GOAL OF THE EXERCISE |
Print every line of the listing exactly, please.

INPUT ROWS |

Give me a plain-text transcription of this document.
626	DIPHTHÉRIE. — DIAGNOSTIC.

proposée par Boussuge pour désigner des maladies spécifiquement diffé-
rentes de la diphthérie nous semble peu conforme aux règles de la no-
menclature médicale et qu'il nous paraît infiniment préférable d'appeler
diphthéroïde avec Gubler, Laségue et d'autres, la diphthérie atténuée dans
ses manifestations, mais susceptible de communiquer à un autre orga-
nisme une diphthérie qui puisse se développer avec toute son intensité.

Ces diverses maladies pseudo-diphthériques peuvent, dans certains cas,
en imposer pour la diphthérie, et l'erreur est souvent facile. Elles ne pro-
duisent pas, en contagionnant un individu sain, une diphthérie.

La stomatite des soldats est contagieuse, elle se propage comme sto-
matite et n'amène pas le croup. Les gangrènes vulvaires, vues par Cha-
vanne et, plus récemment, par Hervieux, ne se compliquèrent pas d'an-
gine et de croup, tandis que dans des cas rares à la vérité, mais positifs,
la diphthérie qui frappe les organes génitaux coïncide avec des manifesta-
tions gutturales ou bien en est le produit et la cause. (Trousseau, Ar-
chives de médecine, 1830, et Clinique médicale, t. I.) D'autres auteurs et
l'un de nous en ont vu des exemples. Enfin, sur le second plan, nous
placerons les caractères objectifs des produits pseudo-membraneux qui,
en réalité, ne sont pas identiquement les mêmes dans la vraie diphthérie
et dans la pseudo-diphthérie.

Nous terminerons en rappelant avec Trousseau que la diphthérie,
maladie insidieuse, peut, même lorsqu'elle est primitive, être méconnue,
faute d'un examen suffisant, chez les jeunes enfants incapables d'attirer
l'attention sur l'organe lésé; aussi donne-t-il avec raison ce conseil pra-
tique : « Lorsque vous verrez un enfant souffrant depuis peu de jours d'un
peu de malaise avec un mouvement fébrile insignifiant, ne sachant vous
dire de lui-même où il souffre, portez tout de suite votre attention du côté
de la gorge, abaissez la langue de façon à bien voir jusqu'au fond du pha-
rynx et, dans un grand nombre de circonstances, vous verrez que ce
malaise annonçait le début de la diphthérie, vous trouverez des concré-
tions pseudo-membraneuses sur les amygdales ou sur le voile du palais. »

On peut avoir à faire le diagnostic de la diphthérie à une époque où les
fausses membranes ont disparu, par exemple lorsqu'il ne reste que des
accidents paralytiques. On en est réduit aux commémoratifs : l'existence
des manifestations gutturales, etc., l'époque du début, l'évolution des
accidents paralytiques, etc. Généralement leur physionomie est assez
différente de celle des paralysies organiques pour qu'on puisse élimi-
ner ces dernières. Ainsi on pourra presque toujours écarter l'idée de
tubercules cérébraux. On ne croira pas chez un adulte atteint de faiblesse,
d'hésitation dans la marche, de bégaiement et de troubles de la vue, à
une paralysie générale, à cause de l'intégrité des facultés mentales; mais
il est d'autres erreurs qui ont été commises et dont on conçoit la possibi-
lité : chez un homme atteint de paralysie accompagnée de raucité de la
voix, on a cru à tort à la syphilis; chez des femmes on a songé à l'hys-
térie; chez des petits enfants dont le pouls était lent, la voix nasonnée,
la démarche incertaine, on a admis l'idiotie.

FULL RESPONSE |
Give me a plain-text transcription of this document.
626	DIPHTHÉRIE. — DIAGNOSTIC.

proposée par Boussuge pour désigner des maladies spécifiquement diffé-
rentes de la diphthérie nous semble peu conforme aux règles de la no-
menclature médicale et qu'il nous paraît infiniment préférable d'appeler
diphthéroïde avec Gubler, Laségue et d'autres, la diphthérie atténuée dans
ses manifestations, mais susceptible de communiquer à un autre orga-
nisme une diphthérie qui puisse se développer avec toute son intensité.

Ces diverses maladies pseudo-diphthériques peuvent, dans certains cas,
en imposer pour la diphthérie, et l'erreur est souvent facile. Elles ne pro-
duisent pas, en contagionnant un individu sain, une diphthérie.

La stomatite des soldats est contagieuse, elle se propage comme sto-
matite et n'amène pas le croup. Les gangrènes vulvaires, vues par Cha-
vanne et, plus récemment, par Hervieux, ne se compliquèrent pas d'an-
gine et de croup, tandis que dans des cas rares à la vérité, mais positifs,
la diphthérie qui frappe les organes génitaux coïncide avec des manifesta-
tions gutturales ou bien en est le produit et la cause. (Trousseau, Ar-
chives de médecine, 1830, et Clinique médicale, t. I.) D'autres auteurs et
l'un de nous en ont vu des exemples. Enfin, sur le second plan, nous
placerons les caractères objectifs des produits pseudo-membraneux qui,
en réalité, ne sont pas identiquement les mêmes dans la vraie diphthérie
et dans la pseudo-diphthérie.

Nous terminerons en rappelant avec Trousseau que la diphthérie,
maladie insidieuse, peut, même lorsqu'elle est primitive, être méconnue,
faute d'un examen suffisant, chez les jeunes enfants incapables d'attirer
l'attention sur l'organe lésé; aussi donne-t-il avec raison ce conseil pra-
tique : « Lorsque vous verrez un enfant souffrant depuis peu de jours d'un
peu de malaise avec un mouvement fébrile insignifiant, ne sachant vous
dire de lui-même où il souffre, portez tout de suite votre attention du côté
de la gorge, abaissez la langue de façon à bien voir jusqu'au fond du pha-
rynx et, dans un grand nombre de circonstances, vous verrez que ce
malaise annonçait le début de la diphthérie, vous trouverez des concré-
tions pseudo-membraneuses sur les amygdales ou sur le voile du palais. »

On peut avoir à faire le diagnostic de la diphthérie à une époque où les
fausses membranes ont disparu, par exemple lorsqu'il ne reste que des
accidents paralytiques. On en est réduit aux commémoratifs : l'existence
des manifestations gutturales, etc., l'époque du début, l'évolution des
accidents paralytiques, etc. Généralement leur physionomie est assez
différente de celle des paralysies organiques pour qu'on puisse élimi-
ner ces dernières. Ainsi on pourra presque toujours écarter l'idée de
tubercules cérébraux. On ne croira pas chez un adulte atteint de faiblesse,
d'hésitation dans la marche, de bégaiement et de troubles de la vue, à
une paralysie générale, à cause de l'intégrité des facultés mentales; mais
il est d'autres erreurs qui ont été commises et dont on conçoit la possibi-
lité : chez un homme atteint de paralysie accompagnée de raucité de la
voix, on a cru à tort à la syphilis; chez des femmes on a songé à l'hys-
térie; chez des petits enfants dont le pouls était lent, la voix nasonnée,
la démarche incertaine, on a admis l'idiotie.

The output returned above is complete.